**Do this:** Filter the entries, keeping every line with the word "Standout".

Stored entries
■ ■ ■ ■ ■
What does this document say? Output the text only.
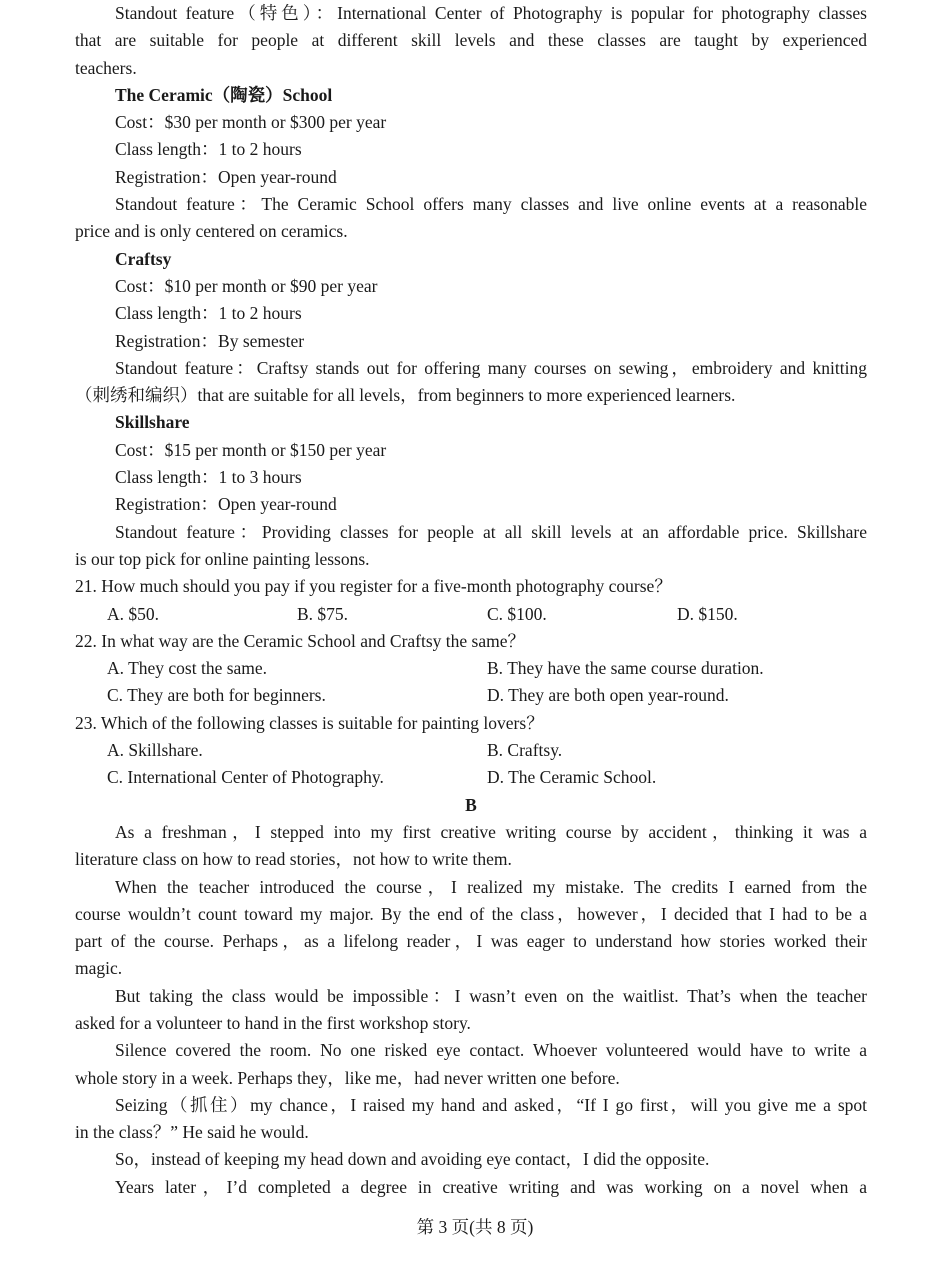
Standout feature（特色）：International Center of Photography is popular for photography classes
that are suitable for people at different skill levels and these classes are taught by experienced
teachers.
The Ceramic（陶瓷）School
Cost：$30 per month or $300 per year
Class length：1 to 2 hours
Registration：Open year-round
Standout feature：The Ceramic School offers many classes and live online events at a reasonable
price and is only centered on ceramics.
Craftsy
Cost：$10 per month or $90 per year
Class length：1 to 2 hours
Registration：By semester
Standout feature：Craftsy stands out for offering many courses on sewing，embroidery and knitting
（刺绣和编织）that are suitable for all levels，from beginners to more experienced learners.
Skillshare
Cost：$15 per month or $150 per year
Class length：1 to 3 hours
Registration：Open year-round
Standout feature：Providing classes for people at all skill levels at an affordable price. Skillshare
is our top pick for online painting lessons.
21. How much should you pay if you register for a five-month photography course？
A. $50.	B. $75.	C. $100.	D. $150.
22. In what way are the Ceramic School and Craftsy the same？
A. They cost the same.	B. They have the same course duration.
C. They are both for beginners.	D. They are both open year-round.
23. Which of the following classes is suitable for painting lovers？
A. Skillshare.	B. Craftsy.
C. International Center of Photography.	D. The Ceramic School.
B
As a freshman，I stepped into my first creative writing course by accident，thinking it was a
literature class on how to read stories，not how to write them.
When the teacher introduced the course，I realized my mistake. The credits I earned from the
course wouldn’t count toward my major. By the end of the class，however，I decided that I had to be a
part of the course. Perhaps，as a lifelong reader，I was eager to understand how stories worked their
magic.
But taking the class would be impossible：I wasn’t even on the waitlist. That’s when the teacher
asked for a volunteer to hand in the first workshop story.
Silence covered the room. No one risked eye contact. Whoever volunteered would have to write a
whole story in a week. Perhaps they，like me，had never written one before.
Seizing（抓住）my chance，I raised my hand and asked，“If I go first，will you give me a spot
in the class？” He said he would.
So，instead of keeping my head down and avoiding eye contact，I did the opposite.
Years later，I’d completed a degree in creative writing and was working on a novel when a
第 3 页(共 8 页)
■ ■ ■ ■ ■
**Result for this task:**
Standout feature（特色）：International Center of Photography is popular for photography classes
Standout feature：The Ceramic School offers many classes and live online events at a reasonable
Standout feature：Craftsy stands out for offering many courses on sewing，embroidery and knitting
Standout feature：Providing classes for people at all skill levels at an affordable price. Skillshare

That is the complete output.